-- Start of Article --
On appeal, the second district of the appellate court
essentially agreed with the circuit court's original ruling and
findings. The appellate court acknowledged, but declined to follow,
the interpretation of section 12.55 that was adopted in Coduti.
Instead, the appellate court held that a plaintiff does not have to
establish that dissolution is justified before the alternative
remedy of a forced purchase of shares may be granted under section
12.55. The appellate court reversed the circuit court's decision
refusing to order the Agency to purchase plaintiff's shares and
remanded the cause for a hearing to determine the fair value of
plaintiff's shares. This appeal followed.

Analysis
The provision at issue in this appeal, section 12.55 of the
Act, provides in pertinent part:
"(a) In either an action for dissolution pursuant to
Section 12.50 or in an action which alleges the grounds
for dissolution set forth in Section 12.50 but which does
not seek dissolution, the Circuit Court, in lieu of
dismissing the action or ordering dissolution, may retain
jurisdiction and:
* * *
(3) In an action by a shareholder, order a purchase
of the complaining shareholder's shares as provided in
subsections (f) and (g) below.
* * *
(f) The court, at any time during the pendency of
the action and upon the motion of the complaining
shareholder, may order the corporation to purchase the
shares of the complaining shareholder at a fair price
determined by the court ***.
-- End of Article --
— Exercise directions —
Copy the court opinion excerpt above about section 12.55 word for word, from start to finish.
-- Start of Source data --
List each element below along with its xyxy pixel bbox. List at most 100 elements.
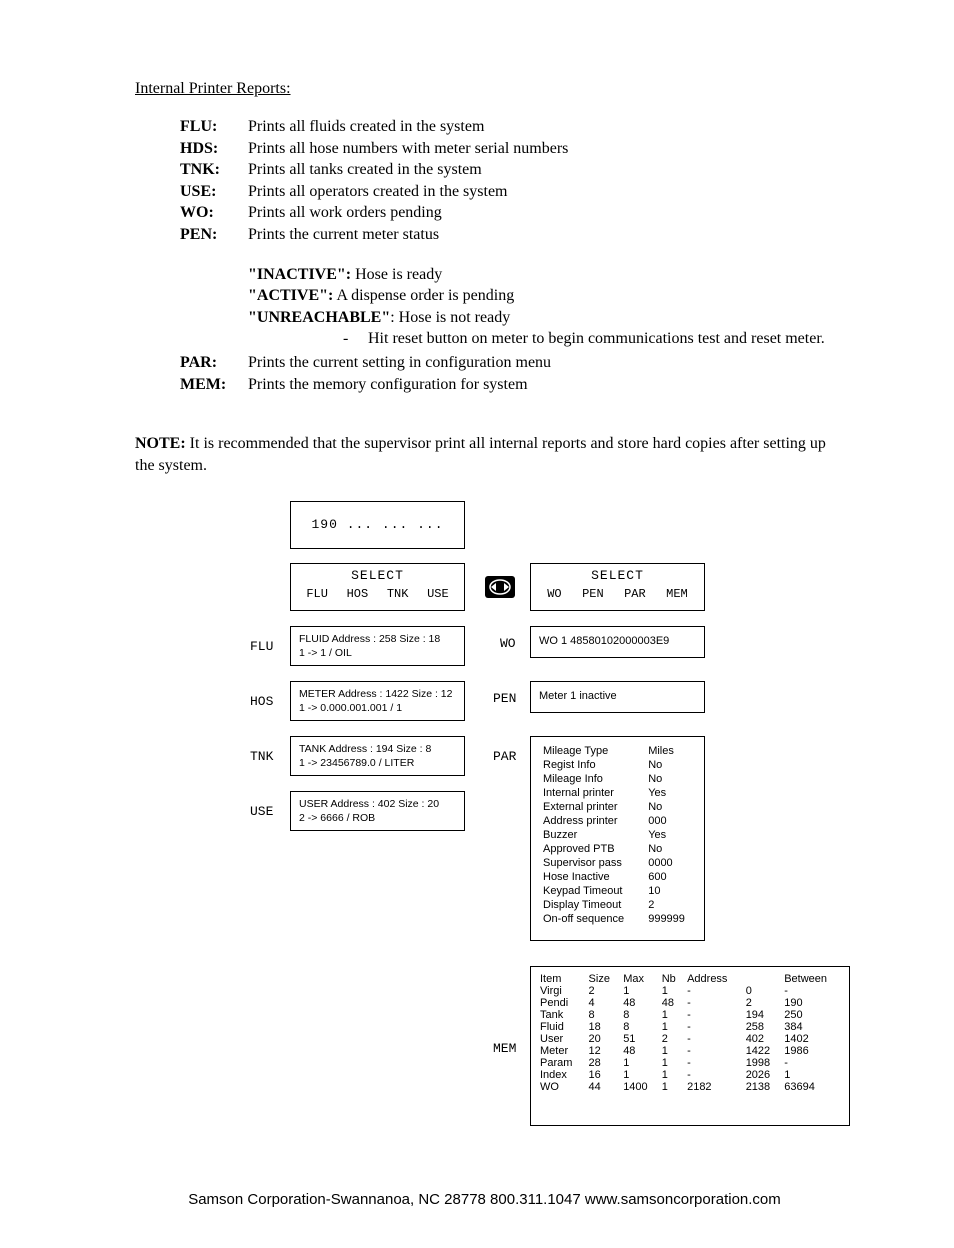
-- End of Source data --
— Response to this exercise —
On appeal, the second district of the appellate court
essentially agreed with the circuit court's original ruling and
findings. The appellate court acknowledged, but declined to follow,
the interpretation of section 12.55 that was adopted in Coduti.
Instead, the appellate court held that a plaintiff does not have to
establish that dissolution is justified before the alternative
remedy of a forced purchase of shares may be granted under section
12.55. The appellate court reversed the circuit court's decision
refusing to order the Agency to purchase plaintiff's shares and
remanded the cause for a hearing to determine the fair value of
plaintiff's shares. This appeal followed.

Analysis
The provision at issue in this appeal, section 12.55 of the
Act, provides in pertinent part:
"(a) In either an action for dissolution pursuant to
Section 12.50 or in an action which alleges the grounds
for dissolution set forth in Section 12.50 but which does
not seek dissolution, the Circuit Court, in lieu of
dismissing the action or ordering dissolution, may retain
jurisdiction and:
* * *
(3) In an action by a shareholder, order a purchase
of the complaining shareholder's shares as provided in
subsections (f) and (g) below.
* * *
(f) The court, at any time during the pendency of
the action and upon the motion of the complaining
shareholder, may order the corporation to purchase the
shares of the complaining shareholder at a fair price
determined by the court ***.